- **INPUT RECORDS**:
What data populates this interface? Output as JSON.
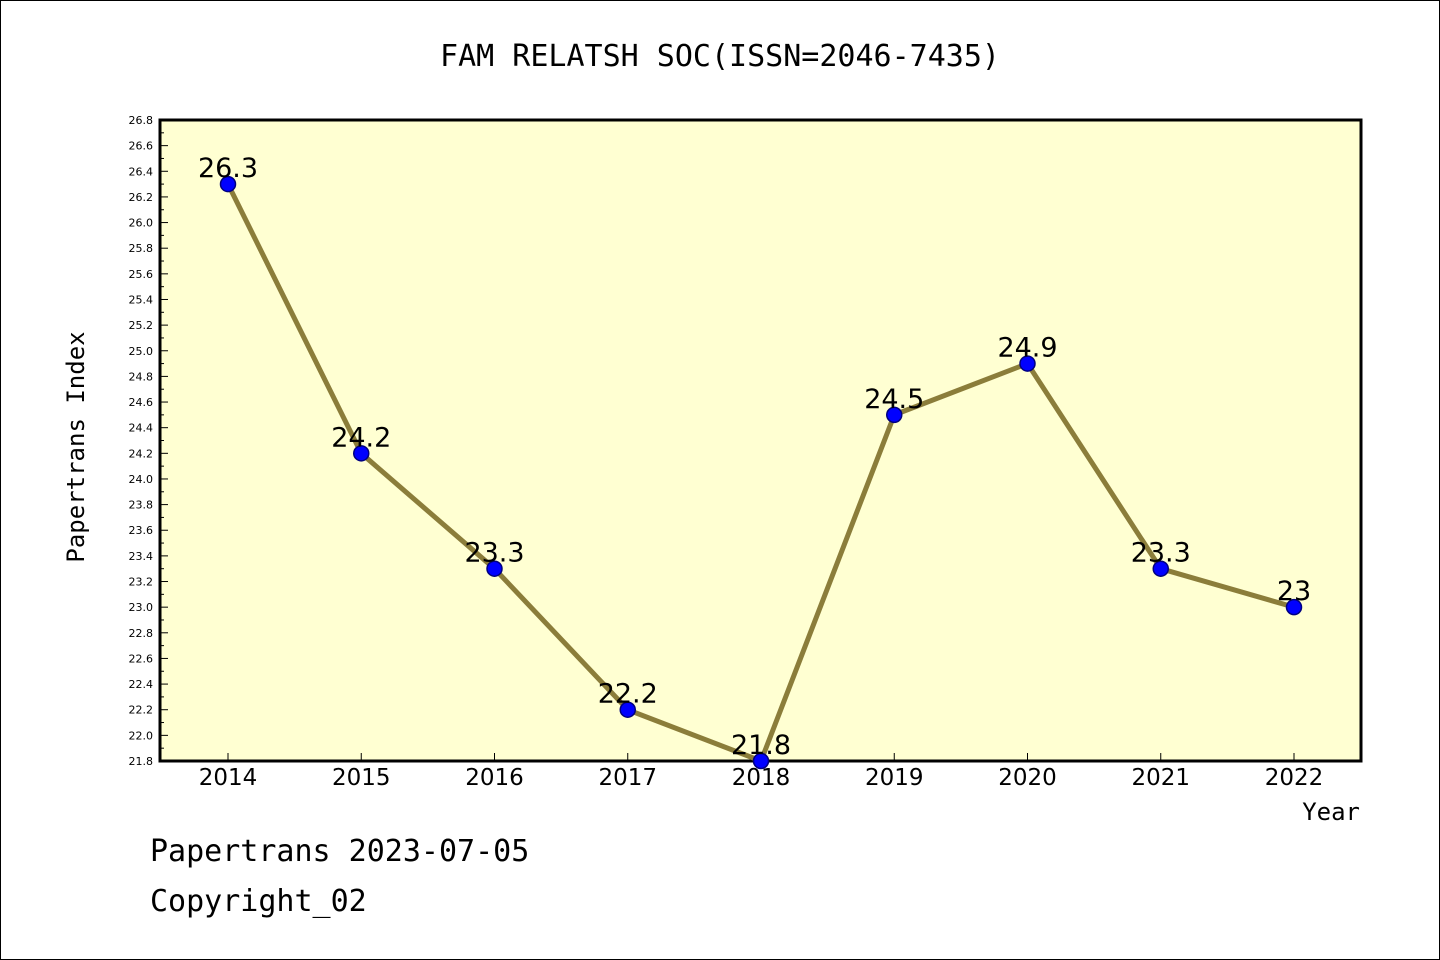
{
  "chart_data": {
    "type": "line",
    "title": "FAM RELATSH SOC(ISSN=2046-7435)",
    "xlabel": "Year",
    "ylabel": "Papertrans Index",
    "categories": [
      "2014",
      "2015",
      "2016",
      "2017",
      "2018",
      "2019",
      "2020",
      "2021",
      "2022"
    ],
    "series": [
      {
        "values": [
          26.3,
          24.2,
          23.3,
          22.2,
          21.8,
          24.5,
          24.9,
          23.3,
          23.0
        ],
        "labels": [
          "26.3",
          "24.2",
          "23.3",
          "22.2",
          "21.8",
          "24.5",
          "24.9",
          "23.3",
          "23"
        ]
      }
    ],
    "ylim": [
      21.8,
      26.8
    ],
    "ytick_labels": [
      "21.8",
      "22.0",
      "22.2",
      "22.4",
      "22.6",
      "22.8",
      "23.0",
      "23.2",
      "23.4",
      "23.6",
      "23.8",
      "24.0",
      "24.2",
      "24.4",
      "24.6",
      "24.8",
      "25.0",
      "25.2",
      "25.4",
      "25.6",
      "25.8",
      "26.0",
      "26.2",
      "26.4",
      "26.6",
      "26.8"
    ],
    "grid": false,
    "legend": "none",
    "colors": {
      "plot_background": "#ffffd2",
      "line": "#8b7d3a",
      "marker_fill": "#0000ff",
      "marker_edge": "#000080"
    }
  },
  "footer": {
    "date_line": "Papertrans 2023-07-05",
    "copyright_line": "Copyright_02"
  }
}
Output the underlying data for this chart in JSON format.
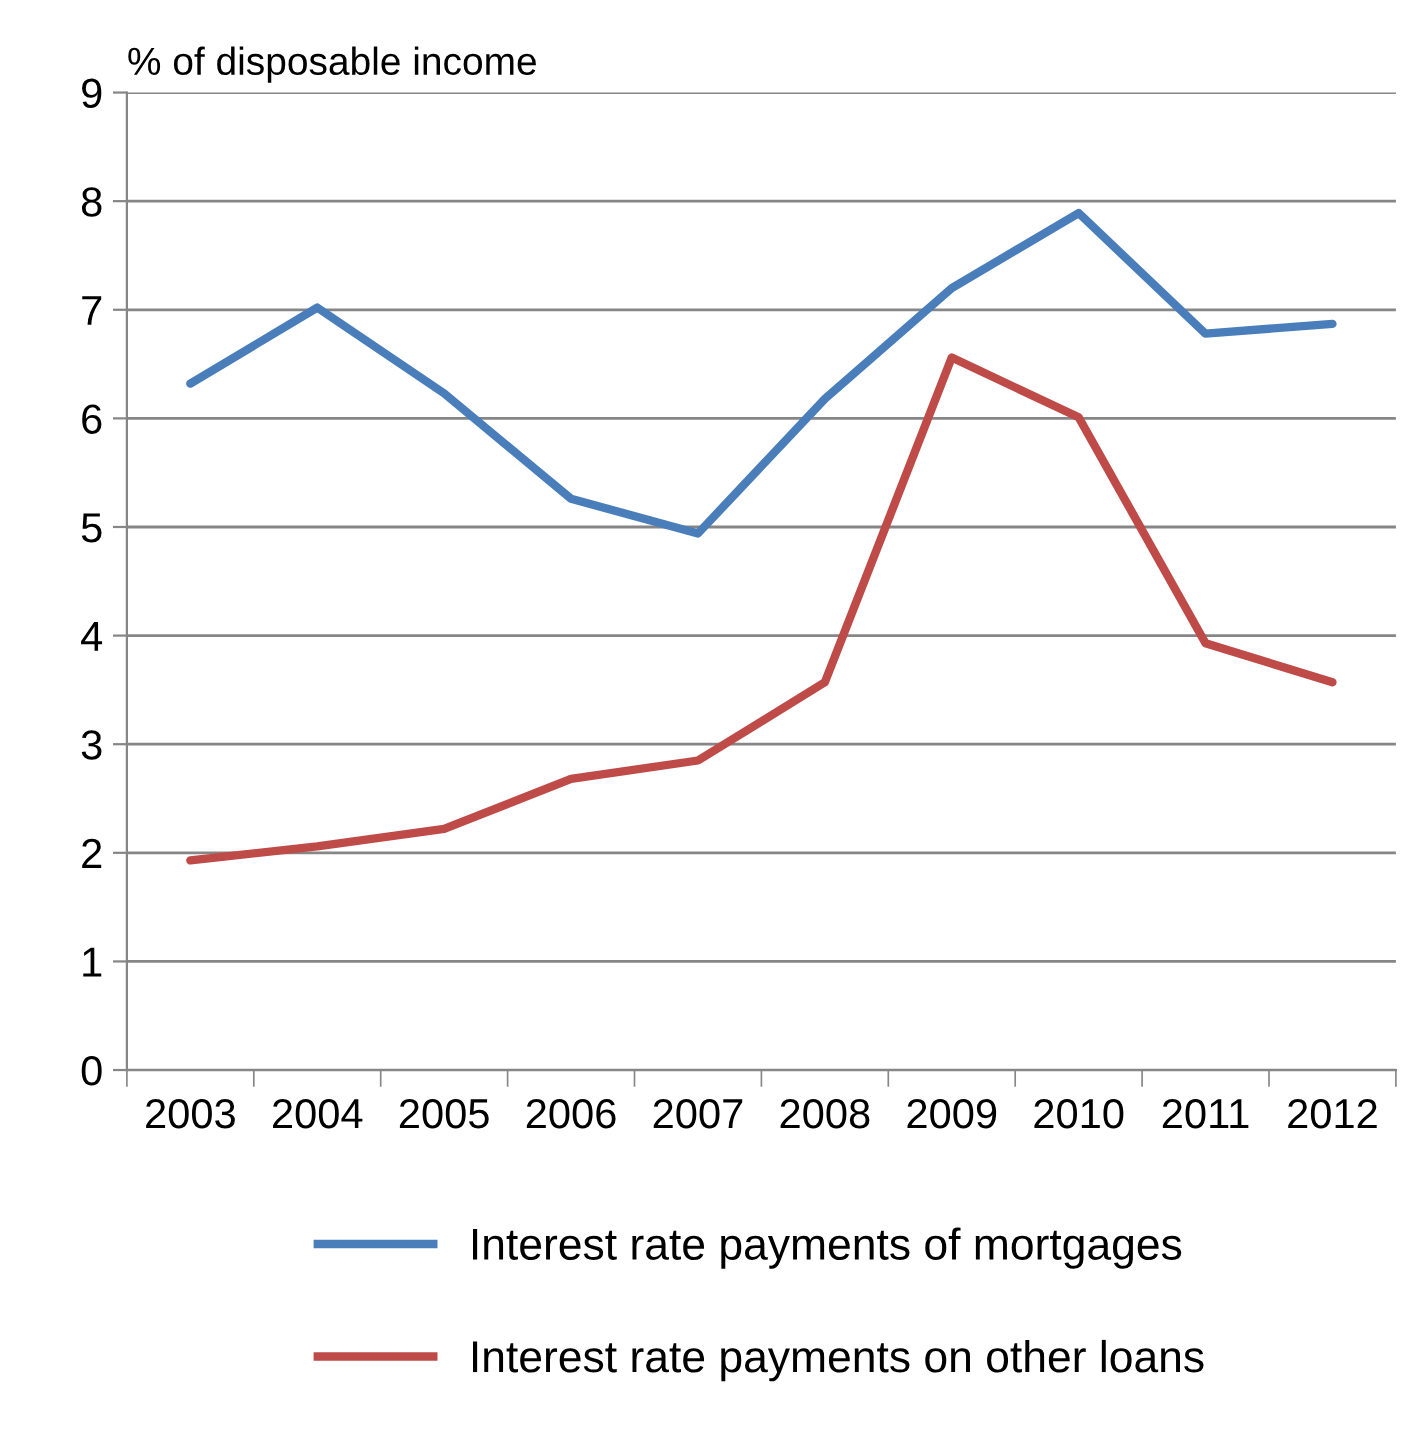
{
  "chart_data": {
    "type": "line",
    "ylabel": "% of disposable income",
    "categories": [
      "2003",
      "2004",
      "2005",
      "2006",
      "2007",
      "2008",
      "2009",
      "2010",
      "2011",
      "2012"
    ],
    "series": [
      {
        "name": "Interest rate payments of mortgages",
        "color": "#4a7ebb",
        "values": [
          6.32,
          7.02,
          6.23,
          5.26,
          4.94,
          6.18,
          7.2,
          7.89,
          6.78,
          6.87
        ]
      },
      {
        "name": "Interest rate payments on other loans",
        "color": "#be4b48",
        "values": [
          1.93,
          2.06,
          2.22,
          2.68,
          2.85,
          3.57,
          6.56,
          6.01,
          3.93,
          3.57
        ]
      }
    ],
    "ylim": [
      0,
      9
    ],
    "yticks": [
      0,
      1,
      2,
      3,
      4,
      5,
      6,
      7,
      8,
      9
    ],
    "grid": "y",
    "legend": "bottom",
    "marker": "none",
    "line_style": "solid"
  }
}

- **PROBLEM TO WORK ON**:
Check each line of the records for "Output" and copy the ones that contain it.

- **RESULT FOR THIS TASK**:
What data populates this interface? Output as JSON.
Output the underlying data for this chart in JSON format.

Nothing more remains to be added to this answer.